#### [EXERCISE AIM]
Repeat the data verbatim.

[Stored data]
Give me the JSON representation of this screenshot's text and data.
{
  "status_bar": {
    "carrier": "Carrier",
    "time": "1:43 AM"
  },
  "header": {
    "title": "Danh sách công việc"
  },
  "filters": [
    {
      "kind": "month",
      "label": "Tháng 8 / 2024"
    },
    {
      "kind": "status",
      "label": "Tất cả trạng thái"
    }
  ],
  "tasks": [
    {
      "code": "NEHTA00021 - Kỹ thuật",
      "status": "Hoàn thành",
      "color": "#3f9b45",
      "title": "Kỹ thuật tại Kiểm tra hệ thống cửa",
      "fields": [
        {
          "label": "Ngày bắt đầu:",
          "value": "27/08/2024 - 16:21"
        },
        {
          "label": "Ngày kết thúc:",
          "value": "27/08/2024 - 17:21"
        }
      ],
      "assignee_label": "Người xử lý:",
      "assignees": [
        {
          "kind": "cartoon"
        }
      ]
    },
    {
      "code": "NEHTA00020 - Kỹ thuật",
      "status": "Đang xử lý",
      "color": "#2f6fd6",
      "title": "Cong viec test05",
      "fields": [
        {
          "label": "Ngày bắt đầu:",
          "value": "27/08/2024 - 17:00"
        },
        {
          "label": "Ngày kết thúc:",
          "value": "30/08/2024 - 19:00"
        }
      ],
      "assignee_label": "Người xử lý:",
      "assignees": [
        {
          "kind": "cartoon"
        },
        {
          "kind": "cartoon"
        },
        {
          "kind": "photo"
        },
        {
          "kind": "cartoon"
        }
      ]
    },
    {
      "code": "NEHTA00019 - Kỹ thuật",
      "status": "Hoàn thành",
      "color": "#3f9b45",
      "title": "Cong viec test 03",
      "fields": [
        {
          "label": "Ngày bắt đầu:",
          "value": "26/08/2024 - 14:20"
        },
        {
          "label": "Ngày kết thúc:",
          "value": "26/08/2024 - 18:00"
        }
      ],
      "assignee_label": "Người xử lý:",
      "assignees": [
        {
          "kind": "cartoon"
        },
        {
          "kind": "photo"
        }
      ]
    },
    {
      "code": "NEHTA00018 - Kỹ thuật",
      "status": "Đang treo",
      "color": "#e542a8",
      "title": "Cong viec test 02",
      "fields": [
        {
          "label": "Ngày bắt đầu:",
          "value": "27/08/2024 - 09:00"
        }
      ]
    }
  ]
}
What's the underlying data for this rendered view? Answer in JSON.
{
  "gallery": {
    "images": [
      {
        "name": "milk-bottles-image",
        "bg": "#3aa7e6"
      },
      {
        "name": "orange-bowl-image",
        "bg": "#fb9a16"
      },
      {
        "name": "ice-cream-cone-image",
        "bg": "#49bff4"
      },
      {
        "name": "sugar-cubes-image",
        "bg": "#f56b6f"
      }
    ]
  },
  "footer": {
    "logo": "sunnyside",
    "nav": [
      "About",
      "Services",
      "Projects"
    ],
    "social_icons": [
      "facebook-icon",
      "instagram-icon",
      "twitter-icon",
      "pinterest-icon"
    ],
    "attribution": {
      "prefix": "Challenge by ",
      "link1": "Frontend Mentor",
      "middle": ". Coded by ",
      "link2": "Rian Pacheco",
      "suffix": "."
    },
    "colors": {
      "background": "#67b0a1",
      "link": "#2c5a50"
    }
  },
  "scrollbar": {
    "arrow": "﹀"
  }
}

#### [ANSWER]
Give me the JSON representation of this screenshot's text and data.
{
  "status_bar": {
    "carrier": "Carrier",
    "time": "1:43 AM"
  },
  "header": {
    "title": "Danh sách công việc"
  },
  "filters": [
    {
      "kind": "month",
      "label": "Tháng 8 / 2024"
    },
    {
      "kind": "status",
      "label": "Tất cả trạng thái"
    }
  ],
  "tasks": [
    {
      "code": "NEHTA00021 - Kỹ thuật",
      "status": "Hoàn thành",
      "color": "#3f9b45",
      "title": "Kỹ thuật tại Kiểm tra hệ thống cửa",
      "fields": [
        {
          "label": "Ngày bắt đầu:",
          "value": "27/08/2024 - 16:21"
        },
        {
          "label": "Ngày kết thúc:",
          "value": "27/08/2024 - 17:21"
        }
      ],
      "assignee_label": "Người xử lý:",
      "assignees": [
        {
          "kind": "cartoon"
        }
      ]
    },
    {
      "code": "NEHTA00020 - Kỹ thuật",
      "status": "Đang xử lý",
      "color": "#2f6fd6",
      "title": "Cong viec test05",
      "fields": [
        {
          "label": "Ngày bắt đầu:",
          "value": "27/08/2024 - 17:00"
        },
        {
          "label": "Ngày kết thúc:",
          "value": "30/08/2024 - 19:00"
        }
      ],
      "assignee_label": "Người xử lý:",
      "assignees": [
        {
          "kind": "cartoon"
        },
        {
          "kind": "cartoon"
        },
        {
          "kind": "photo"
        },
        {
          "kind": "cartoon"
        }
      ]
    },
    {
      "code": "NEHTA00019 - Kỹ thuật",
      "status": "Hoàn thành",
      "color": "#3f9b45",
      "title": "Cong viec test 03",
      "fields": [
        {
          "label": "Ngày bắt đầu:",
          "value": "26/08/2024 - 14:20"
        },
        {
          "label": "Ngày kết thúc:",
          "value": "26/08/2024 - 18:00"
        }
      ],
      "assignee_label": "Người xử lý:",
      "assignees": [
        {
          "kind": "cartoon"
        },
        {
          "kind": "photo"
        }
      ]
    },
    {
      "code": "NEHTA00018 - Kỹ thuật",
      "status": "Đang treo",
      "color": "#e542a8",
      "title": "Cong viec test 02",
      "fields": [
        {
          "label": "Ngày bắt đầu:",
          "value": "27/08/2024 - 09:00"
        }
      ]
    }
  ]
}
What's the underlying data for this rendered view? Answer in JSON.
{
  "gallery": {
    "images": [
      {
        "name": "milk-bottles-image",
        "bg": "#3aa7e6"
      },
      {
        "name": "orange-bowl-image",
        "bg": "#fb9a16"
      },
      {
        "name": "ice-cream-cone-image",
        "bg": "#49bff4"
      },
      {
        "name": "sugar-cubes-image",
        "bg": "#f56b6f"
      }
    ]
  },
  "footer": {
    "logo": "sunnyside",
    "nav": [
      "About",
      "Services",
      "Projects"
    ],
    "social_icons": [
      "facebook-icon",
      "instagram-icon",
      "twitter-icon",
      "pinterest-icon"
    ],
    "attribution": {
      "prefix": "Challenge by ",
      "link1": "Frontend Mentor",
      "middle": ". Coded by ",
      "link2": "Rian Pacheco",
      "suffix": "."
    },
    "colors": {
      "background": "#67b0a1",
      "link": "#2c5a50"
    }
  },
  "scrollbar": {
    "arrow": "﹀"
  }
}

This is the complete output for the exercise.